>> Begin EXERCISE DATA

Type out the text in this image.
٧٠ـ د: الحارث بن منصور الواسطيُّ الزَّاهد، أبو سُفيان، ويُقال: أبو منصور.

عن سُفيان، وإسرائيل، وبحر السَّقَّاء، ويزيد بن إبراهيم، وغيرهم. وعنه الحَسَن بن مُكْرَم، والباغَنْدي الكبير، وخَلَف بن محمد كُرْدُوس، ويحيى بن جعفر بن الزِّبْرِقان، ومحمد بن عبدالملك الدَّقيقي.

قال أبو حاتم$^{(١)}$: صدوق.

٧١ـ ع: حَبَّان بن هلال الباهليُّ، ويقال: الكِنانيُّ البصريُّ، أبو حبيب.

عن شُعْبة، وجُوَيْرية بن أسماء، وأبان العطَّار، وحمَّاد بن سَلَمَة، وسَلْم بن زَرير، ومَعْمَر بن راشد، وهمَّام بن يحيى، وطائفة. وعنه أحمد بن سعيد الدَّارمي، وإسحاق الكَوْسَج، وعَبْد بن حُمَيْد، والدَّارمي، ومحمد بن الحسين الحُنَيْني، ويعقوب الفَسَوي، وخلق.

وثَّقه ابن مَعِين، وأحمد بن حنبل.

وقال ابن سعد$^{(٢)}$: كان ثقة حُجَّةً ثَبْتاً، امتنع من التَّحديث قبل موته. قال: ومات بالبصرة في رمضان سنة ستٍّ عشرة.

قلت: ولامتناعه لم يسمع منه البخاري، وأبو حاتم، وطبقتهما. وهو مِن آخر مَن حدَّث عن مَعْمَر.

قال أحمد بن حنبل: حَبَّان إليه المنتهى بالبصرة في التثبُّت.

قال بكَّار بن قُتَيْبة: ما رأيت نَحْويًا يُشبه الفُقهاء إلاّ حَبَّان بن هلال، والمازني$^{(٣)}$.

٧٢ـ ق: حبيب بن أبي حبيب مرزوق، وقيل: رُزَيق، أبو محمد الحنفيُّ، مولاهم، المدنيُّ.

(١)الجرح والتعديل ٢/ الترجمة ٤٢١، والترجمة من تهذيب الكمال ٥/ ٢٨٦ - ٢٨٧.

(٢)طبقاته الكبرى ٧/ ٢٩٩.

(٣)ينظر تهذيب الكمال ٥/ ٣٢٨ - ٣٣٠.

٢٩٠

>> End EXERCISE DATA

Write out each line of the data that holds the string "الكمال".

(١)الجرح والتعديل ٢/ الترجمة ٤٢١، والترجمة من تهذيب الكمال ٥/ ٢٨٦ - ٢٨٧.
(٣)ينظر تهذيب الكمال ٥/ ٣٢٨ - ٣٣٠.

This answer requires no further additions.